**Problem 1**. According to the article on instruction representation, which design principle does the fixed 32-bit instruction length follow?

Part 2: Instruction Representation and Logic

The previous article focused more on operands, how they are stored, represented & how operations like addition are structured.

But now, we can look at more instructions. They are simply high/low signals in the computer that are represented as numbers. The instruction has 32 or 64 bits. And within those, we specify where we get the data from registers.

There are 32 registers named x0 to x31, but for readability, assemblers and simulators like RARS use aliases like a0, t0, and s1 based on their purpose (e.g., function arguments, temporaries). These are just nicknames for the same physical registers. Additionally, RARS supports pseudoinstructions like li and mv that aren’t real hardware instructions but are automatically translated into valid ones by the assembler before execution. So what you write (aliases and pseudocode) gets converted into raw x registers and real instructions during assembly. But that shouldn’t be a concern to a very low level view – the one where we will be working on.

To solidify our knowledge, let’s look at an example: add x9, x20, x21. The decimal representation is:

==0==2120==0==9==51==

Each number is a field. 0, 0, 51 here represents the operation. 21, 20 are the source registers and 9 is the destination register.

It can also be represented as binary, in fact they are in the hardware. When you represent instructions in binary, it is easier to see the similarity of the instructions in similar operations. Although different instructions might ask for different fields, each instruction is 32 bits long. This follows our design principle of “simplicity favors regularity.”

The binary version of an instruction is called machine language, and a full set of such instructions that make up a program is called machine code—similar to how a single line like a = b + c; is a C statement, and a whole file of such lines is considered C code.

Instructions are also represented as hex, this is a number system that translates well to binary and is easier to read too.

Each field is given a name to easily distinguish it from others. They are:

  • opcode – the operation of the instruction

  • rd – the destination register (receives the result)

  • funct3 – more fine-grained control of the operation (usually used in arithmetic instructions)

  • rs1 – the first source register

  • rs2 – the second source register

  • funct7 – an additional opcode field for extended operations

This is the basic format. R-type instructions have these fields.

Why Multiple Formats Exist

What are R-type instructions? Well, let’s first talk about why we need different types or formats of instructions. If we use the same format for a load instruction as for an add, then we could only access memory within a 31-byte range from our base register. Why is that bad? Can’t you just change the base register?

**Data lines**.

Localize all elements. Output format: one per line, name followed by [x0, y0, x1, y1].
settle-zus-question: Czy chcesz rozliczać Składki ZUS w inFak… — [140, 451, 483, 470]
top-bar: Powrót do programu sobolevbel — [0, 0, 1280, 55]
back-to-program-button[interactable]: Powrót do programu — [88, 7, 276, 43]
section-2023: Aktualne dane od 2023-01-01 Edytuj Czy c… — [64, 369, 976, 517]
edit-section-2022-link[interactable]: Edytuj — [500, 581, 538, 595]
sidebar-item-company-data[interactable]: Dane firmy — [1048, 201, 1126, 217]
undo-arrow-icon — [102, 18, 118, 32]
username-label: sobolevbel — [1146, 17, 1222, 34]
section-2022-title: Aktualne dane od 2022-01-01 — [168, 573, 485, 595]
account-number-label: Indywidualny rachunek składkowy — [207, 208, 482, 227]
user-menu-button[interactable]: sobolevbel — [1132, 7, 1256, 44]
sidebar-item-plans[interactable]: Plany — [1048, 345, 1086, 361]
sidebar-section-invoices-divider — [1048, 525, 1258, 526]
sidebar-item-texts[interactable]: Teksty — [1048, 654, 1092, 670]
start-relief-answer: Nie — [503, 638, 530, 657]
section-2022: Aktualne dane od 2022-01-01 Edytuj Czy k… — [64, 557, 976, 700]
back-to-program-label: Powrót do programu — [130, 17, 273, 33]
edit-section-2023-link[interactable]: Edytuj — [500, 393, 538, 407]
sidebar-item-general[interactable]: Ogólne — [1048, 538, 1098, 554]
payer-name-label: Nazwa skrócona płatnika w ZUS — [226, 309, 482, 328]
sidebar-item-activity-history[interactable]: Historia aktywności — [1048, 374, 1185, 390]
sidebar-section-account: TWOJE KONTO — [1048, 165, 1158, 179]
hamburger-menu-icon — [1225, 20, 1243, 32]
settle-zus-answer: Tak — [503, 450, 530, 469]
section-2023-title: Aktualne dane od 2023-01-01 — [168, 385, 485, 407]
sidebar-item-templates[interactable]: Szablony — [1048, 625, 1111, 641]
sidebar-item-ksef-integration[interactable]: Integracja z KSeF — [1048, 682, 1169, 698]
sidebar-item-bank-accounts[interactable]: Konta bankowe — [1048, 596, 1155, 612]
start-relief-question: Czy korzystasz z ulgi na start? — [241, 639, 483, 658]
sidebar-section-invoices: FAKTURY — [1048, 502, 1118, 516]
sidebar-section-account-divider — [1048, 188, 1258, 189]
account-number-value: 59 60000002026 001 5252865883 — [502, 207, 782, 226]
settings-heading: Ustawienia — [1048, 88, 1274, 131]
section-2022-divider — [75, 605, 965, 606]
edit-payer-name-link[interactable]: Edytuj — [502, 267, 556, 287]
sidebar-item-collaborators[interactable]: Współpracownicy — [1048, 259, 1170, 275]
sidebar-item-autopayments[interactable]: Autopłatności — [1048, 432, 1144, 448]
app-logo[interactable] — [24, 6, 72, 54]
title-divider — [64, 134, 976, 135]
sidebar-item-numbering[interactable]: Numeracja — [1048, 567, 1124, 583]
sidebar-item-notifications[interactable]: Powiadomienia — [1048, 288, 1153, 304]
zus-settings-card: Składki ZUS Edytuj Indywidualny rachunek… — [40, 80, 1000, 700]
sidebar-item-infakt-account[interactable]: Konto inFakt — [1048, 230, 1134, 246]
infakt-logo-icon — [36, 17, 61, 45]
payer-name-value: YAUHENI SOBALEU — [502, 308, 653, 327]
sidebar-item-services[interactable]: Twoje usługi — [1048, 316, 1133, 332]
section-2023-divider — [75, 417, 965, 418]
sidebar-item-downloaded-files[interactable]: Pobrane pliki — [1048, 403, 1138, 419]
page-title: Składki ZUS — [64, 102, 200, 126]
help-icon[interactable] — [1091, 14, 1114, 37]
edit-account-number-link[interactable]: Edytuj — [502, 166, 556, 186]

**Problem 2**. Report how many lines of the listing contain the string "menu", matching case exactly. Give only the number.

**Correct answer 1**. Simplicity favors regularity.

**Correct answer 2**. 2